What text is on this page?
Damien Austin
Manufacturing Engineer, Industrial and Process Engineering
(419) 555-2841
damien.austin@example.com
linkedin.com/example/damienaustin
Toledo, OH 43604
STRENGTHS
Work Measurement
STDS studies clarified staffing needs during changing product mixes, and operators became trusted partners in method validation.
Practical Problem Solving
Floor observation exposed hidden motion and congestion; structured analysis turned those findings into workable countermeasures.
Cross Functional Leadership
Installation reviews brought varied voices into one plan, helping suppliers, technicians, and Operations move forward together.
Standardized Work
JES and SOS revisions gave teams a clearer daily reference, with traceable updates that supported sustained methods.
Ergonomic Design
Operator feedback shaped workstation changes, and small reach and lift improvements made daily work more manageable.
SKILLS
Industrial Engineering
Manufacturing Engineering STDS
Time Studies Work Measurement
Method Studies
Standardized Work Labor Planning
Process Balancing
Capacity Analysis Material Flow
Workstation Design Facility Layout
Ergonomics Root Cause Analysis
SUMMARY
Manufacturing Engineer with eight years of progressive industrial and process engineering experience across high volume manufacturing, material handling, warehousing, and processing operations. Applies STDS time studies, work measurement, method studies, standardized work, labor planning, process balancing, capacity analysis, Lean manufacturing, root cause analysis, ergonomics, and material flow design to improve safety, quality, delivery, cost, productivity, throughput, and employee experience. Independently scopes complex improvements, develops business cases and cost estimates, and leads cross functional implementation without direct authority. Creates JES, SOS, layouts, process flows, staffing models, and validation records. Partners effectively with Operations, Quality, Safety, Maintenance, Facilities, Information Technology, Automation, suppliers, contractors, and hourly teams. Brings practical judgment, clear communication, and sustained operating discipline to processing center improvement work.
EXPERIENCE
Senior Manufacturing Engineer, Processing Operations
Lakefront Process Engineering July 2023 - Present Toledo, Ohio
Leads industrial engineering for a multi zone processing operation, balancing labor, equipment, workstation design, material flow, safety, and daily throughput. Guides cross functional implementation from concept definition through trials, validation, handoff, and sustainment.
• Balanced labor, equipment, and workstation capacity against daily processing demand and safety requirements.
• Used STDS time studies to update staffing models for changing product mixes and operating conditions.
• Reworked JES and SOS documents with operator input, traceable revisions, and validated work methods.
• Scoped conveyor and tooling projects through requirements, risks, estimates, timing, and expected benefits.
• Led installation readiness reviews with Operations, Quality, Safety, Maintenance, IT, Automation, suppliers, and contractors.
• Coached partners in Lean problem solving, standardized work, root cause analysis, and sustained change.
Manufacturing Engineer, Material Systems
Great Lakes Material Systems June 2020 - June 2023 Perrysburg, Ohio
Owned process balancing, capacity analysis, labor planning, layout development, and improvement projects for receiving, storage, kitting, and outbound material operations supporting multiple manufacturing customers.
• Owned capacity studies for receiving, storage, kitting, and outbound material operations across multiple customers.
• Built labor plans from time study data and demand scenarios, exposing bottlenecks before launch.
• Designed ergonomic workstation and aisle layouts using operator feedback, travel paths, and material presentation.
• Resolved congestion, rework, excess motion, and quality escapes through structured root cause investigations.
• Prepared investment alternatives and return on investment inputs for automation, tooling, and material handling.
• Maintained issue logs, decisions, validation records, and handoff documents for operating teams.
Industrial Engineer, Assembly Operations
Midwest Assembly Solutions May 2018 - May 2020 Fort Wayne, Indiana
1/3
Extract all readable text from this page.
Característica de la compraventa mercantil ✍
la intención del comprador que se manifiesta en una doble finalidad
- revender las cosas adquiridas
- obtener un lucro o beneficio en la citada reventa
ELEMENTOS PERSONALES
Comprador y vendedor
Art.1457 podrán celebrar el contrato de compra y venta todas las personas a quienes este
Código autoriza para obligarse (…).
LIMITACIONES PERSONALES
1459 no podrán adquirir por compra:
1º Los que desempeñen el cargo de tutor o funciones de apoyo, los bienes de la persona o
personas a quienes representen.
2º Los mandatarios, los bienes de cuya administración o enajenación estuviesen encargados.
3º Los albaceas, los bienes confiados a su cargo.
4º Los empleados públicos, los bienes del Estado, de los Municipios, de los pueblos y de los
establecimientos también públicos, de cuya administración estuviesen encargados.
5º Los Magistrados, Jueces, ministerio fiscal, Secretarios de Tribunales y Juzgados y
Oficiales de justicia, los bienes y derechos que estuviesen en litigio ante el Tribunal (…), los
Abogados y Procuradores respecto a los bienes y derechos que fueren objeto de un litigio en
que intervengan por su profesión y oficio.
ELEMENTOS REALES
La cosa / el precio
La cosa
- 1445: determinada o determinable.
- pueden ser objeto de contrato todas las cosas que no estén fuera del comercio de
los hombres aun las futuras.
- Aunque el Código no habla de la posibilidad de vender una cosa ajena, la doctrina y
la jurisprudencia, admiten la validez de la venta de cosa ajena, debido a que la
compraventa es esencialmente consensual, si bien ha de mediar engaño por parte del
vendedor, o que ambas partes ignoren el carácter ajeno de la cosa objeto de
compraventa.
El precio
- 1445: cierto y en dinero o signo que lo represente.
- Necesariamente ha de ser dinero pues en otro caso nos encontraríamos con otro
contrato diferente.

▸ **Work to be completed**: Filter the entries down to the lines containing "into". Copy each of those lines.

▸ **Reply to the task**:
Floor observation exposed hidden motion and congestion; structured analysis turned those findings into workable countermeasures.
Installation reviews brought varied voices into one plan, helping suppliers, technicians, and Operations move forward together.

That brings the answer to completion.